▸ Problem description:
Lines that include the word "subtitle" are the ones to copy.

▸ Dataset records:
○ ○ ○

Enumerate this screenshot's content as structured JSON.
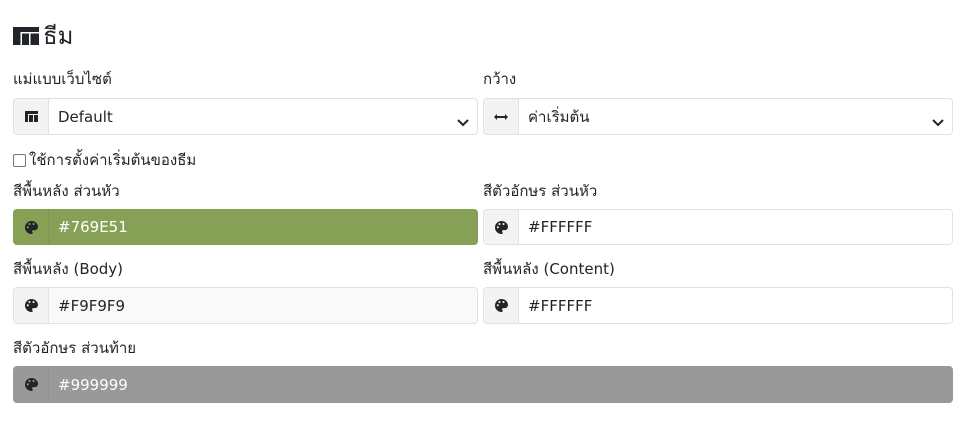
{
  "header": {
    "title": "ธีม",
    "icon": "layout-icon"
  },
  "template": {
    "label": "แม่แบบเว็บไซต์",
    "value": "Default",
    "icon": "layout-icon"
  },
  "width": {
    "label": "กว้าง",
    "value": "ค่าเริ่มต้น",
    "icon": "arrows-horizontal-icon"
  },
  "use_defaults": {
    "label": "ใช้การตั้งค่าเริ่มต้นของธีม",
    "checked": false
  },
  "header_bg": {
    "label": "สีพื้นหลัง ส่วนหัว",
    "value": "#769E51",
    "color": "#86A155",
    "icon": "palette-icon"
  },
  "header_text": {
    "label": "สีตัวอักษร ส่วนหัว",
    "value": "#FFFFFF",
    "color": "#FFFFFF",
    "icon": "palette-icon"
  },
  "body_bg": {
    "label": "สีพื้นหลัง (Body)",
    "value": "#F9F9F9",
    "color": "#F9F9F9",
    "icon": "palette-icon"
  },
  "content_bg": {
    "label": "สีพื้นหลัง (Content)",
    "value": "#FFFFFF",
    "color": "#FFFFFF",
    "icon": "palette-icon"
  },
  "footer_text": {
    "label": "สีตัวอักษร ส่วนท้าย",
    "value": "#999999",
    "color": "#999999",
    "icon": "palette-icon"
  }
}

○ ○ ○

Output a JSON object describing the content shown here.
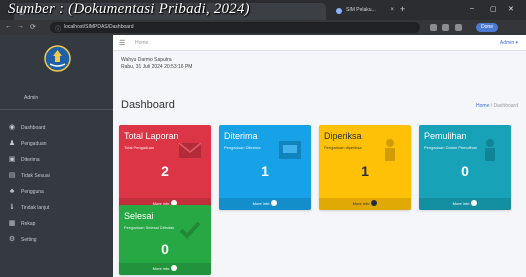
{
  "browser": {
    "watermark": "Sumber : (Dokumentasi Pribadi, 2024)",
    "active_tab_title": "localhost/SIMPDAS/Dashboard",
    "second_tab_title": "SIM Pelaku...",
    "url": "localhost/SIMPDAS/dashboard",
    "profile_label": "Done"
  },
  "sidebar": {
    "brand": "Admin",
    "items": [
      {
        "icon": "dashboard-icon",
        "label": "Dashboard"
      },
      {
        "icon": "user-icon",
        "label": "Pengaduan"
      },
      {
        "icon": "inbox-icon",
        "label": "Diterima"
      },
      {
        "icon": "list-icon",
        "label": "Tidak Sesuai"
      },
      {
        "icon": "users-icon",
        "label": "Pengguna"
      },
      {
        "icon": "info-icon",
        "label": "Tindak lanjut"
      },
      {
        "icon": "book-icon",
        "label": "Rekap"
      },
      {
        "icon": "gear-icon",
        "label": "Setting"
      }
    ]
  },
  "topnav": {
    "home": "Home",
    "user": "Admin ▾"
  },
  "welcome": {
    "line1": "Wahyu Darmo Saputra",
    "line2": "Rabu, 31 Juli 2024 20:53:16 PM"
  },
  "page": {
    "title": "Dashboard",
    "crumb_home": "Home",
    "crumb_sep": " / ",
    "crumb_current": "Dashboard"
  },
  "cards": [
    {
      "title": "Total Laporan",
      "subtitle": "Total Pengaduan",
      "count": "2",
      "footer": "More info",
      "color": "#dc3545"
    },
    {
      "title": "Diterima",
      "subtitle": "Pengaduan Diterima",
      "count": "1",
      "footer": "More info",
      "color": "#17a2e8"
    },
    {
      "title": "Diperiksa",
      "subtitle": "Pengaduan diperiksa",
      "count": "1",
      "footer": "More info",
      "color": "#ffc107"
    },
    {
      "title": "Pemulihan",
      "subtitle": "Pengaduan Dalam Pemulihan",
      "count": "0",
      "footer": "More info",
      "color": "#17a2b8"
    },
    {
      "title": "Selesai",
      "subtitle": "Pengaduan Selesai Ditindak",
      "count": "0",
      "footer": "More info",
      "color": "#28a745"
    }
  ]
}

○ ○ ○

▸ Answer to the exercise:
      "subtitle": "Total Pengaduan",
      "subtitle": "Pengaduan Diterima",
      "subtitle": "Pengaduan diperiksa",
      "subtitle": "Pengaduan Dalam Pemulihan",
      "subtitle": "Pengaduan Selesai Ditindak",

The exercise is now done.